Saved data entries
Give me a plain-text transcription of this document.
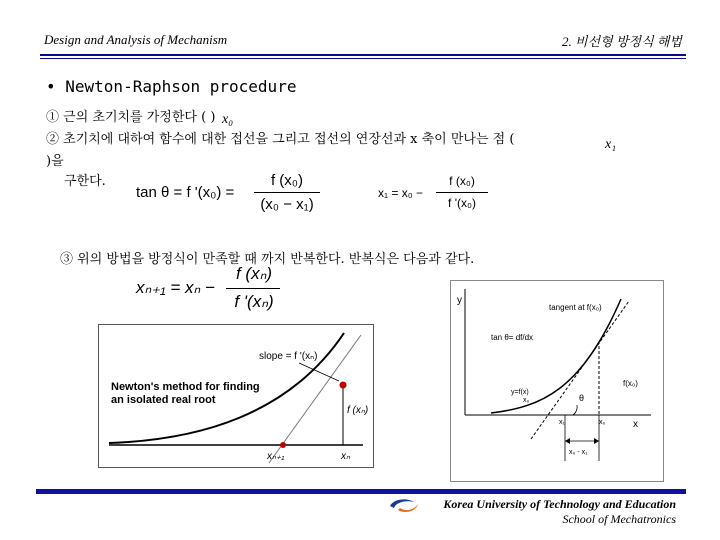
Design and Analysis of Mechanism	2. 비선형 방정식 해법
• Newton-Raphson procedure
① 근의 초기치를 가정한다 ( ) x₀
② 초기치에 대하여 함수에 대한 접선을 그리고 접선의 연장선과 x 축이 만나는 점 (	x₁
)을
구한다.
tan θ = f '(x₀) =
f (x₀)
(x₀ − x₁)
x₁ = x₀ −
f (x₀)
f '(x₀)
③ 위의 방법을 방정식이 만족할 때 까지 반복한다. 반복식은 다음과 같다.
xₙ₊₁ = xₙ −
f (xₙ)
f '(xₙ)
slope = f '(xₙ)
Newton's method for finding
an isolated real root
f (xₙ)
xₙ₊₁	xₙ
y
x
tangent at f(x₀)
tan θ= df/dx
y=f(x)
x₀	θ
f(x₀)
x₁	x₀
x₀ - x₁
Korea University of Technology and Education
School of Mechatronics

## [AIM OF THE TASK]
Copy the listing in full and without alteration, omitting every picture.

## [EXERCISE RESULT]
Give me a plain-text transcription of this document.
Design and Analysis of Mechanism	2. 비선형 방정식 해법
• Newton-Raphson procedure
① 근의 초기치를 가정한다 ( ) x₀
② 초기치에 대하여 함수에 대한 접선을 그리고 접선의 연장선과 x 축이 만나는 점 (	x₁
)을
구한다.
tan θ = f '(x₀) =
f (x₀)
(x₀ − x₁)
x₁ = x₀ −
f (x₀)
f '(x₀)
③ 위의 방법을 방정식이 만족할 때 까지 반복한다. 반복식은 다음과 같다.
xₙ₊₁ = xₙ −
f (xₙ)
f '(xₙ)
slope = f '(xₙ)
Newton's method for finding
an isolated real root
f (xₙ)
xₙ₊₁	xₙ
y
x
tangent at f(x₀)
tan θ= df/dx
y=f(x)
x₀	θ
f(x₀)
x₁	x₀
x₀ - x₁
Korea University of Technology and Education
School of Mechatronics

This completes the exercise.